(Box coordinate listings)
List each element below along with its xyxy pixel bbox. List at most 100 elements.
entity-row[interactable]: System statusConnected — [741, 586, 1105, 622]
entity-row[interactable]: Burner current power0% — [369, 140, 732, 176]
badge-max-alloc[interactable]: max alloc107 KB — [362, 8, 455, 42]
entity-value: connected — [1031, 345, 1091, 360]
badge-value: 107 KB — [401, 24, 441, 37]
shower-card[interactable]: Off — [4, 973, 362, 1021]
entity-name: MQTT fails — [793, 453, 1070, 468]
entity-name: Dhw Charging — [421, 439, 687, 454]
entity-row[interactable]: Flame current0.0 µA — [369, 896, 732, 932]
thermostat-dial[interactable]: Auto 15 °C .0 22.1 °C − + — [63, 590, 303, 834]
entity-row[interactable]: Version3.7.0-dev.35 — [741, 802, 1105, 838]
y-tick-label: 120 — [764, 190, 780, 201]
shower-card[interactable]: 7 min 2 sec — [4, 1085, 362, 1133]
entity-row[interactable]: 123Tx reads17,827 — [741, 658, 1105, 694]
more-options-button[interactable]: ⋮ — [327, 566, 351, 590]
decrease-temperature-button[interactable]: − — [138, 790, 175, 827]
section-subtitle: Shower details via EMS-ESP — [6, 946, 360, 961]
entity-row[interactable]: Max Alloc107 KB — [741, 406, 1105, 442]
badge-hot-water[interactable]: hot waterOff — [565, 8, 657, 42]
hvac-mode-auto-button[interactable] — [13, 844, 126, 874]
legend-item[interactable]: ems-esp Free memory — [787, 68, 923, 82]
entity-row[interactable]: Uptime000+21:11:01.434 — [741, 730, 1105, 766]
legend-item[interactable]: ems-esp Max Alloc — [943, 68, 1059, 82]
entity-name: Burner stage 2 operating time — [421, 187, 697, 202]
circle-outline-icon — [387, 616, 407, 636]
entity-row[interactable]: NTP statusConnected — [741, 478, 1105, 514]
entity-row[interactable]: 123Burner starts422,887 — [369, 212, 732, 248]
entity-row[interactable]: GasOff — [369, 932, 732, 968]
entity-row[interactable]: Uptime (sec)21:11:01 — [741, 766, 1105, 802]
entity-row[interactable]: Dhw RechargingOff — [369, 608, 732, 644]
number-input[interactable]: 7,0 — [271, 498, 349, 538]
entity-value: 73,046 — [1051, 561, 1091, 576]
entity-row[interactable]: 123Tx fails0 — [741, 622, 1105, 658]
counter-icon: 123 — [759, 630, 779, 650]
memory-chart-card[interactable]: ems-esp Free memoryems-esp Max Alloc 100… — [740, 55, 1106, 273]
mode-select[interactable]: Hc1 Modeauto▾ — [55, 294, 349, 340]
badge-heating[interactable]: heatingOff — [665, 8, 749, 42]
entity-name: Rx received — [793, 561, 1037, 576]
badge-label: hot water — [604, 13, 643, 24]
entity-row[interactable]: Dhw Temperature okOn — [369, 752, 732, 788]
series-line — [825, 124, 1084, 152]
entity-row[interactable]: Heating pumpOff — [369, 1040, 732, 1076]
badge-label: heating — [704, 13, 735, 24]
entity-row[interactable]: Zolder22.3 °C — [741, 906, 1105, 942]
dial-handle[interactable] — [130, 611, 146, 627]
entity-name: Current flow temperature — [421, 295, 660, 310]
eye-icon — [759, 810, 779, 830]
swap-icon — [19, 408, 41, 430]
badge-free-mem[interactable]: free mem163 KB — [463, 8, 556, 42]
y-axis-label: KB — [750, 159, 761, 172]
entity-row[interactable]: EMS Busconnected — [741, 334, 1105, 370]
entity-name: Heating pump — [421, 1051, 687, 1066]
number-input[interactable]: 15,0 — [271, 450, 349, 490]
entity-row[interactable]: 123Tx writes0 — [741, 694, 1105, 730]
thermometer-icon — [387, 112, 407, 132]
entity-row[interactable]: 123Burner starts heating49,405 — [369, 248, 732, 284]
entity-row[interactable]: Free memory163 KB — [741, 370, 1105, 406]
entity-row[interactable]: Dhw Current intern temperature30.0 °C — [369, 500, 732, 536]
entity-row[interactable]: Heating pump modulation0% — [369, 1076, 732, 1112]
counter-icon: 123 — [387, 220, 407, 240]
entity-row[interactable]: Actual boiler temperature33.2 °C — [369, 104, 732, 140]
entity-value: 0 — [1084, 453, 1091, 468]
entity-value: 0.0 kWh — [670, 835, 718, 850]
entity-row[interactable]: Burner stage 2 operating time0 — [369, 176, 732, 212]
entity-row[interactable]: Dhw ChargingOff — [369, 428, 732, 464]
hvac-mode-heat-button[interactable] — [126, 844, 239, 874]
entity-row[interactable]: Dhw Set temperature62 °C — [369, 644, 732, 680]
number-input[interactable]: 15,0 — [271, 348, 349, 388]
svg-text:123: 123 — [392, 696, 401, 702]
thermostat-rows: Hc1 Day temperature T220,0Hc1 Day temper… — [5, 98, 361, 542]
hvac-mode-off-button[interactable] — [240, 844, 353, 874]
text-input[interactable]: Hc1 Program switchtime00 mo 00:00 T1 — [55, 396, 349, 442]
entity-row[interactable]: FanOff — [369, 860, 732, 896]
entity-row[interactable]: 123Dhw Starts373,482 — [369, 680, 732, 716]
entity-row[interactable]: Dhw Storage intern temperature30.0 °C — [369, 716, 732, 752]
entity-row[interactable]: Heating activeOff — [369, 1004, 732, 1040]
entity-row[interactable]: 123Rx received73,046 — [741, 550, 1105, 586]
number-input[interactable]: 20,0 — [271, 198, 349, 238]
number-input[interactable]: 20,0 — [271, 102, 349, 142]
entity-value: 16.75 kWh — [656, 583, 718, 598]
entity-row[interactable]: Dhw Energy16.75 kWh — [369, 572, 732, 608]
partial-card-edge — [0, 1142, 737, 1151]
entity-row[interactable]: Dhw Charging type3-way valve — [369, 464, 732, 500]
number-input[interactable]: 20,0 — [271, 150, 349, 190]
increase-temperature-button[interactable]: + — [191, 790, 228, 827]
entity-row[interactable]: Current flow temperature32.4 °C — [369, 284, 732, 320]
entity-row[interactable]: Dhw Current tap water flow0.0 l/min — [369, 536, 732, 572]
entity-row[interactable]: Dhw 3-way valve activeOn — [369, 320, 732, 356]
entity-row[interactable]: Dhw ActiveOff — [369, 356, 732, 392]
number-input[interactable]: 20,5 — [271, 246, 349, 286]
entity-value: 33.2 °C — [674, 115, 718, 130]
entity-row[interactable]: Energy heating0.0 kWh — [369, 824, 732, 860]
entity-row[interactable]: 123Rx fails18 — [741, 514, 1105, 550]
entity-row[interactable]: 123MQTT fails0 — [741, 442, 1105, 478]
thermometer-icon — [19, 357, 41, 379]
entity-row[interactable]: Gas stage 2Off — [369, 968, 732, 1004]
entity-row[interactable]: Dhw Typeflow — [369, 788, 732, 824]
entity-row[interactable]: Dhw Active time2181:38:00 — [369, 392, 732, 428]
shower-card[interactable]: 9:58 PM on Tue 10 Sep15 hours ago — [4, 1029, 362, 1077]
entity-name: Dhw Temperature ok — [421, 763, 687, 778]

STATED PROBLEM
Copy out every one of the rows above with no changes at all.

FINISHED TASK
List each element below along with its xyxy pixel bbox. List at most 100 elements.
entity-row[interactable]: System statusConnected — [741, 586, 1105, 622]
entity-row[interactable]: Burner current power0% — [369, 140, 732, 176]
badge-max-alloc[interactable]: max alloc107 KB — [362, 8, 455, 42]
entity-value: connected — [1031, 345, 1091, 360]
badge-value: 107 KB — [401, 24, 441, 37]
shower-card[interactable]: Off — [4, 973, 362, 1021]
entity-name: MQTT fails — [793, 453, 1070, 468]
entity-name: Dhw Charging — [421, 439, 687, 454]
entity-row[interactable]: Flame current0.0 µA — [369, 896, 732, 932]
thermostat-dial[interactable]: Auto 15 °C .0 22.1 °C − + — [63, 590, 303, 834]
entity-row[interactable]: Version3.7.0-dev.35 — [741, 802, 1105, 838]
y-tick-label: 120 — [764, 190, 780, 201]
shower-card[interactable]: 7 min 2 sec — [4, 1085, 362, 1133]
entity-row[interactable]: 123Tx reads17,827 — [741, 658, 1105, 694]
more-options-button[interactable]: ⋮ — [327, 566, 351, 590]
decrease-temperature-button[interactable]: − — [138, 790, 175, 827]
section-subtitle: Shower details via EMS-ESP — [6, 946, 360, 961]
entity-row[interactable]: Max Alloc107 KB — [741, 406, 1105, 442]
badge-hot-water[interactable]: hot waterOff — [565, 8, 657, 42]
hvac-mode-auto-button[interactable] — [13, 844, 126, 874]
legend-item[interactable]: ems-esp Free memory — [787, 68, 923, 82]
entity-row[interactable]: Uptime000+21:11:01.434 — [741, 730, 1105, 766]
legend-item[interactable]: ems-esp Max Alloc — [943, 68, 1059, 82]
entity-name: Burner stage 2 operating time — [421, 187, 697, 202]
circle-outline-icon — [387, 616, 407, 636]
entity-row[interactable]: NTP statusConnected — [741, 478, 1105, 514]
entity-row[interactable]: 123Burner starts422,887 — [369, 212, 732, 248]
entity-row[interactable]: GasOff — [369, 932, 732, 968]
entity-row[interactable]: Uptime (sec)21:11:01 — [741, 766, 1105, 802]
entity-row[interactable]: Dhw RechargingOff — [369, 608, 732, 644]
number-input[interactable]: 7,0 — [271, 498, 349, 538]
entity-value: 73,046 — [1051, 561, 1091, 576]
entity-row[interactable]: 123Tx fails0 — [741, 622, 1105, 658]
counter-icon: 123 — [759, 630, 779, 650]
memory-chart-card[interactable]: ems-esp Free memoryems-esp Max Alloc 100… — [740, 55, 1106, 273]
mode-select[interactable]: Hc1 Modeauto▾ — [55, 294, 349, 340]
badge-heating[interactable]: heatingOff — [665, 8, 749, 42]
entity-name: Rx received — [793, 561, 1037, 576]
badge-label: hot water — [604, 13, 643, 24]
entity-row[interactable]: Dhw Temperature okOn — [369, 752, 732, 788]
series-line — [825, 124, 1084, 152]
entity-row[interactable]: Heating pumpOff — [369, 1040, 732, 1076]
badge-label: heating — [704, 13, 735, 24]
entity-row[interactable]: Zolder22.3 °C — [741, 906, 1105, 942]
dial-handle[interactable] — [130, 611, 146, 627]
entity-name: Current flow temperature — [421, 295, 660, 310]
eye-icon — [759, 810, 779, 830]
swap-icon — [19, 408, 41, 430]
badge-free-mem[interactable]: free mem163 KB — [463, 8, 556, 42]
y-axis-label: KB — [750, 159, 761, 172]
entity-row[interactable]: EMS Busconnected — [741, 334, 1105, 370]
entity-name: Heating pump — [421, 1051, 687, 1066]
number-input[interactable]: 15,0 — [271, 450, 349, 490]
entity-row[interactable]: 123Tx writes0 — [741, 694, 1105, 730]
thermometer-icon — [387, 112, 407, 132]
entity-row[interactable]: 123Burner starts heating49,405 — [369, 248, 732, 284]
entity-row[interactable]: Free memory163 KB — [741, 370, 1105, 406]
entity-row[interactable]: Dhw Current intern temperature30.0 °C — [369, 500, 732, 536]
entity-row[interactable]: Heating pump modulation0% — [369, 1076, 732, 1112]
counter-icon: 123 — [387, 220, 407, 240]
entity-row[interactable]: Actual boiler temperature33.2 °C — [369, 104, 732, 140]
entity-value: 0 — [1084, 453, 1091, 468]
entity-value: 0.0 kWh — [670, 835, 718, 850]
entity-row[interactable]: Burner stage 2 operating time0 — [369, 176, 732, 212]
entity-row[interactable]: Dhw ChargingOff — [369, 428, 732, 464]
hvac-mode-heat-button[interactable] — [126, 844, 239, 874]
entity-row[interactable]: Dhw Set temperature62 °C — [369, 644, 732, 680]
number-input[interactable]: 15,0 — [271, 348, 349, 388]
svg-text:123: 123 — [392, 696, 401, 702]
thermostat-rows: Hc1 Day temperature T220,0Hc1 Day temper… — [5, 98, 361, 542]
hvac-mode-off-button[interactable] — [240, 844, 353, 874]
text-input[interactable]: Hc1 Program switchtime00 mo 00:00 T1 — [55, 396, 349, 442]
entity-row[interactable]: FanOff — [369, 860, 732, 896]
entity-row[interactable]: 123Dhw Starts373,482 — [369, 680, 732, 716]
entity-row[interactable]: Dhw Storage intern temperature30.0 °C — [369, 716, 732, 752]
entity-row[interactable]: Heating activeOff — [369, 1004, 732, 1040]
entity-row[interactable]: 123Rx received73,046 — [741, 550, 1105, 586]
number-input[interactable]: 20,0 — [271, 198, 349, 238]
number-input[interactable]: 20,0 — [271, 102, 349, 142]
entity-value: 16.75 kWh — [656, 583, 718, 598]
entity-row[interactable]: Dhw Energy16.75 kWh — [369, 572, 732, 608]
partial-card-edge — [0, 1142, 737, 1151]
entity-row[interactable]: Dhw Charging type3-way valve — [369, 464, 732, 500]
number-input[interactable]: 20,0 — [271, 150, 349, 190]
increase-temperature-button[interactable]: + — [191, 790, 228, 827]
entity-row[interactable]: Current flow temperature32.4 °C — [369, 284, 732, 320]
entity-row[interactable]: Dhw Current tap water flow0.0 l/min — [369, 536, 732, 572]
entity-row[interactable]: Dhw 3-way valve activeOn — [369, 320, 732, 356]
entity-row[interactable]: Dhw ActiveOff — [369, 356, 732, 392]
number-input[interactable]: 20,5 — [271, 246, 349, 286]
entity-value: 33.2 °C — [674, 115, 718, 130]
entity-row[interactable]: Energy heating0.0 kWh — [369, 824, 732, 860]
entity-row[interactable]: 123Rx fails18 — [741, 514, 1105, 550]
entity-row[interactable]: 123MQTT fails0 — [741, 442, 1105, 478]
thermometer-icon — [19, 357, 41, 379]
entity-row[interactable]: Gas stage 2Off — [369, 968, 732, 1004]
entity-row[interactable]: Dhw Typeflow — [369, 788, 732, 824]
entity-row[interactable]: Dhw Active time2181:38:00 — [369, 392, 732, 428]
shower-card[interactable]: 9:58 PM on Tue 10 Sep15 hours ago — [4, 1029, 362, 1077]
entity-name: Dhw Temperature ok — [421, 763, 687, 778]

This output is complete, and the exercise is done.